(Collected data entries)
┌──

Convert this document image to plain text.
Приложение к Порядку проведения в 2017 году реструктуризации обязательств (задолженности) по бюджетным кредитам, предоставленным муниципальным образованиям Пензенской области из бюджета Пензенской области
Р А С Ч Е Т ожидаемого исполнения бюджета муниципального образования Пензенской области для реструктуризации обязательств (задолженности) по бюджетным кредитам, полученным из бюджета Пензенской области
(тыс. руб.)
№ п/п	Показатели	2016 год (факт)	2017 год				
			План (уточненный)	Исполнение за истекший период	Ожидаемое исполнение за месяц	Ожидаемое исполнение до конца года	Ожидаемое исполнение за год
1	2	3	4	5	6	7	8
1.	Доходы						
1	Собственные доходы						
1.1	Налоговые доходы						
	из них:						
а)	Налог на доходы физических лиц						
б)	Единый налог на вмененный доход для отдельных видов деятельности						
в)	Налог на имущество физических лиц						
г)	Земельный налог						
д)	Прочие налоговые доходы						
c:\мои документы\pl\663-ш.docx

└──

Task requirements >> Output the listing above word for word.

Exercise response >>
Convert this document image to plain text.
Приложение к Порядку проведения в 2017 году реструктуризации обязательств (задолженности) по бюджетным кредитам, предоставленным муниципальным образованиям Пензенской области из бюджета Пензенской области
Р А С Ч Е Т ожидаемого исполнения бюджета муниципального образования Пензенской области для реструктуризации обязательств (задолженности) по бюджетным кредитам, полученным из бюджета Пензенской области
(тыс. руб.)
№ п/п	Показатели	2016 год (факт)	2017 год				
			План (уточненный)	Исполнение за истекший период	Ожидаемое исполнение за месяц	Ожидаемое исполнение до конца года	Ожидаемое исполнение за год
1	2	3	4	5	6	7	8
1.	Доходы						
1	Собственные доходы						
1.1	Налоговые доходы						
	из них:						
а)	Налог на доходы физических лиц						
б)	Единый налог на вмененный доход для отдельных видов деятельности						
в)	Налог на имущество физических лиц						
г)	Земельный налог						
д)	Прочие налоговые доходы						
c:\мои документы\pl\663-ш.docx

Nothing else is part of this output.